Data entries:
'''

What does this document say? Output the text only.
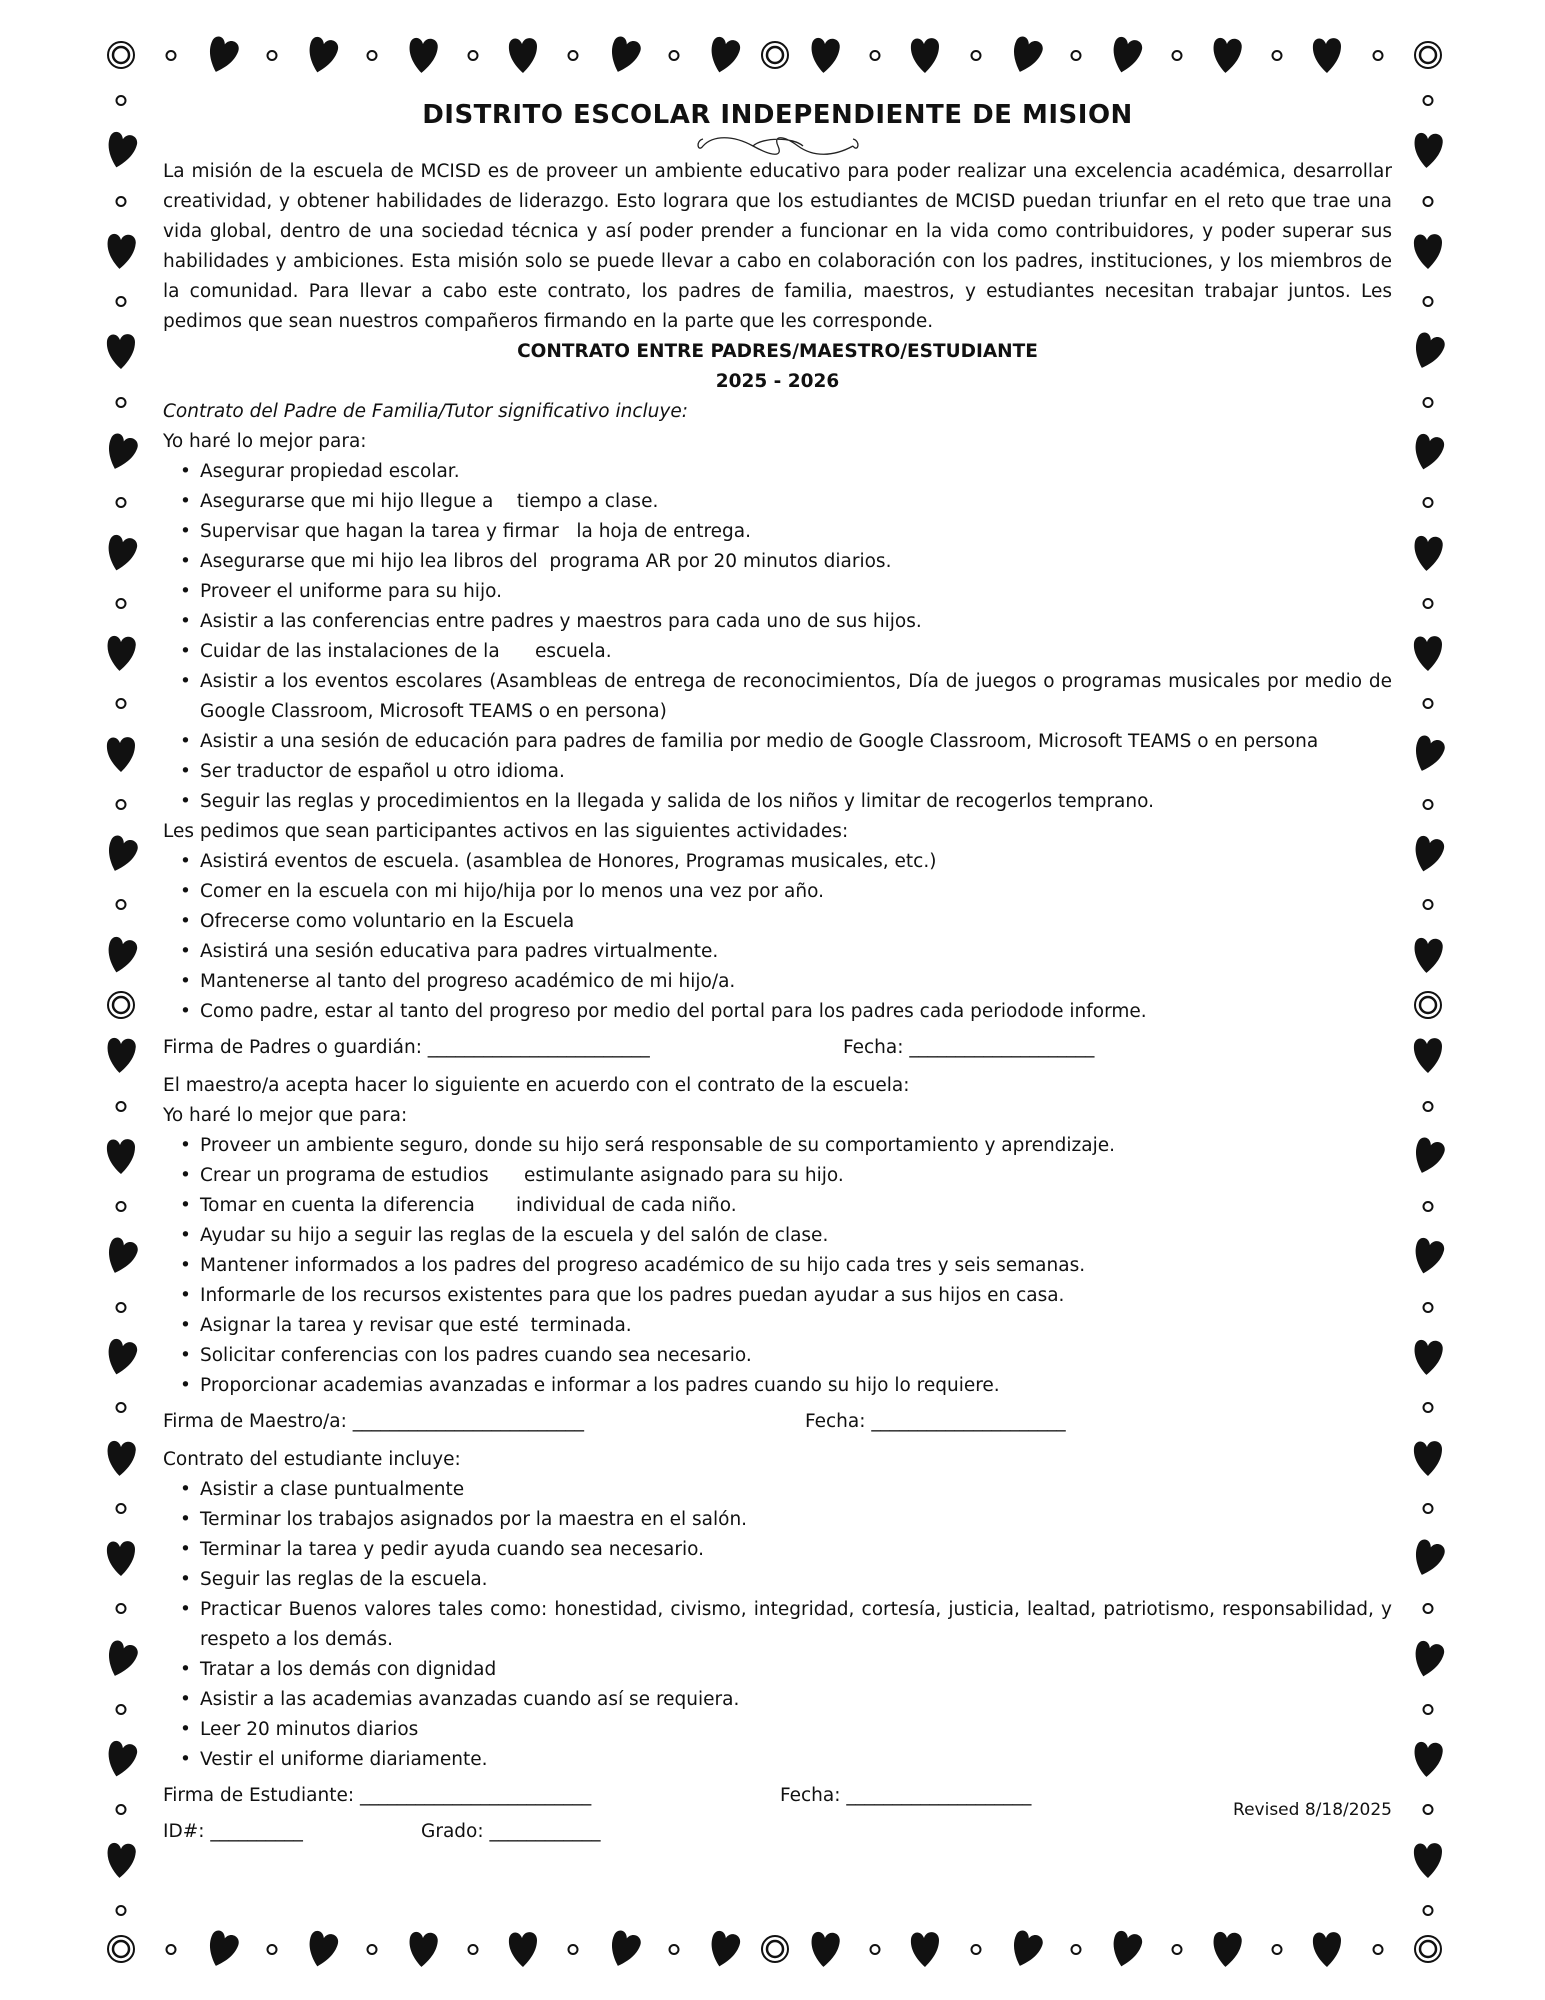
DISTRITO ESCOLAR INDEPENDIENTE DE MISION

La misión de la escuela de MCISD es de proveer un ambiente educativo para poder realizar una excelencia académica, desarrollar creatividad, y obtener habilidades de liderazgo. Esto lograra que los estudiantes de MCISD puedan triunfar en el reto que trae una vida global, dentro de una sociedad técnica y así poder prender a funcionar en la vida como contribuidores, y poder superar sus habilidades y ambiciones. Esta misión solo se puede llevar a cabo en colaboración con los padres, instituciones, y los miembros de la comunidad. Para llevar a cabo este contrato, los padres de familia, maestros, y estudiantes necesitan trabajar juntos. Les pedimos que sean nuestros compañeros firmando en la parte que les corresponde.

CONTRATO ENTRE PADRES/MAESTRO/ESTUDIANTE

2025 - 2026

Contrato del Padre de Familia/Tutor significativo incluye:

Yo haré lo mejor para:

• Asegurar propiedad escolar.
• Asegurarse que mi hijo llegue a    tiempo a clase.
• Supervisar que hagan la tarea y firmar   la hoja de entrega.
• Asegurarse que mi hijo lea libros del  programa AR por 20 minutos diarios.
• Proveer el uniforme para su hijo.
• Asistir a las conferencias entre padres y maestros para cada uno de sus hijos.
• Cuidar de las instalaciones de la      escuela.
• Asistir a los eventos escolares (Asambleas de entrega de reconocimientos, Día de juegos o programas musicales por medio de Google Classroom, Microsoft TEAMS o en persona)
• Asistir a una sesión de educación para padres de familia por medio de Google Classroom, Microsoft TEAMS o en persona
• Ser traductor de español u otro idioma.
• Seguir las reglas y procedimientos en la llegada y salida de los niños y limitar de recogerlos temprano.

Les pedimos que sean participantes activos en las siguientes actividades:

• Asistirá eventos de escuela. (asamblea de Honores, Programas musicales, etc.)
• Comer en la escuela con mi hijo/hija por lo menos una vez por año.
• Ofrecerse como voluntario en la Escuela
• Asistirá una sesión educativa para padres virtualmente.
• Mantenerse al tanto del progreso académico de mi hijo/a.
• Como padre, estar al tanto del progreso por medio del portal para los padres cada periodode informe.
Firma de Padres o guardián: ________________________	Fecha: ____________________

El maestro/a acepta hacer lo siguiente en acuerdo con el contrato de la escuela:

Yo haré lo mejor que para:

• Proveer un ambiente seguro, donde su hijo será responsable de su comportamiento y aprendizaje.
• Crear un programa de estudios      estimulante asignado para su hijo.
• Tomar en cuenta la diferencia       individual de cada niño.
• Ayudar su hijo a seguir las reglas de la escuela y del salón de clase.
• Mantener informados a los padres del progreso académico de su hijo cada tres y seis semanas.
• Informarle de los recursos existentes para que los padres puedan ayudar a sus hijos en casa.
• Asignar la tarea y revisar que esté  terminada.
• Solicitar conferencias con los padres cuando sea necesario.
• Proporcionar academias avanzadas e informar a los padres cuando su hijo lo requiere.
Firma de Maestro/a: _________________________	Fecha: _____________________

Contrato del estudiante incluye:

• Asistir a clase puntualmente
• Terminar los trabajos asignados por la maestra en el salón.
• Terminar la tarea y pedir ayuda cuando sea necesario.
• Seguir las reglas de la escuela.
• Practicar Buenos valores tales como: honestidad, civismo, integridad, cortesía, justicia, lealtad, patriotismo, responsabilidad, y respeto a los demás.
• Tratar a los demás con dignidad
• Asistir a las academias avanzadas cuando así se requiera.
• Leer 20 minutos diarios
• Vestir el uniforme diariamente.
Firma de Estudiante: _________________________	Fecha: ____________________
Revised 8/18/2025
ID#: __________	Grado: ____________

'''

* **Problem requirements**:
In your copy of the listing above, reproduce each line exactly and omit all pictures.

* **Exercise output**:
What does this document say? Output the text only.
DISTRITO ESCOLAR INDEPENDIENTE DE MISION

La misión de la escuela de MCISD es de proveer un ambiente educativo para poder realizar una excelencia académica, desarrollar creatividad, y obtener habilidades de liderazgo. Esto lograra que los estudiantes de MCISD puedan triunfar en el reto que trae una vida global, dentro de una sociedad técnica y así poder prender a funcionar en la vida como contribuidores, y poder superar sus habilidades y ambiciones. Esta misión solo se puede llevar a cabo en colaboración con los padres, instituciones, y los miembros de la comunidad. Para llevar a cabo este contrato, los padres de familia, maestros, y estudiantes necesitan trabajar juntos. Les pedimos que sean nuestros compañeros firmando en la parte que les corresponde.

CONTRATO ENTRE PADRES/MAESTRO/ESTUDIANTE

2025 - 2026

Contrato del Padre de Familia/Tutor significativo incluye:

Yo haré lo mejor para:

• Asegurar propiedad escolar.
• Asegurarse que mi hijo llegue a    tiempo a clase.
• Supervisar que hagan la tarea y firmar   la hoja de entrega.
• Asegurarse que mi hijo lea libros del  programa AR por 20 minutos diarios.
• Proveer el uniforme para su hijo.
• Asistir a las conferencias entre padres y maestros para cada uno de sus hijos.
• Cuidar de las instalaciones de la      escuela.
• Asistir a los eventos escolares (Asambleas de entrega de reconocimientos, Día de juegos o programas musicales por medio de Google Classroom, Microsoft TEAMS o en persona)
• Asistir a una sesión de educación para padres de familia por medio de Google Classroom, Microsoft TEAMS o en persona
• Ser traductor de español u otro idioma.
• Seguir las reglas y procedimientos en la llegada y salida de los niños y limitar de recogerlos temprano.

Les pedimos que sean participantes activos en las siguientes actividades:

• Asistirá eventos de escuela. (asamblea de Honores, Programas musicales, etc.)
• Comer en la escuela con mi hijo/hija por lo menos una vez por año.
• Ofrecerse como voluntario en la Escuela
• Asistirá una sesión educativa para padres virtualmente.
• Mantenerse al tanto del progreso académico de mi hijo/a.
• Como padre, estar al tanto del progreso por medio del portal para los padres cada periodode informe.
Firma de Padres o guardián: ________________________	Fecha: ____________________

El maestro/a acepta hacer lo siguiente en acuerdo con el contrato de la escuela:

Yo haré lo mejor que para:

• Proveer un ambiente seguro, donde su hijo será responsable de su comportamiento y aprendizaje.
• Crear un programa de estudios      estimulante asignado para su hijo.
• Tomar en cuenta la diferencia       individual de cada niño.
• Ayudar su hijo a seguir las reglas de la escuela y del salón de clase.
• Mantener informados a los padres del progreso académico de su hijo cada tres y seis semanas.
• Informarle de los recursos existentes para que los padres puedan ayudar a sus hijos en casa.
• Asignar la tarea y revisar que esté  terminada.
• Solicitar conferencias con los padres cuando sea necesario.
• Proporcionar academias avanzadas e informar a los padres cuando su hijo lo requiere.
Firma de Maestro/a: _________________________	Fecha: _____________________

Contrato del estudiante incluye:

• Asistir a clase puntualmente
• Terminar los trabajos asignados por la maestra en el salón.
• Terminar la tarea y pedir ayuda cuando sea necesario.
• Seguir las reglas de la escuela.
• Practicar Buenos valores tales como: honestidad, civismo, integridad, cortesía, justicia, lealtad, patriotismo, responsabilidad, y respeto a los demás.
• Tratar a los demás con dignidad
• Asistir a las academias avanzadas cuando así se requiera.
• Leer 20 minutos diarios
• Vestir el uniforme diariamente.
Firma de Estudiante: _________________________	Fecha: ____________________
Revised 8/18/2025
ID#: __________	Grado: ____________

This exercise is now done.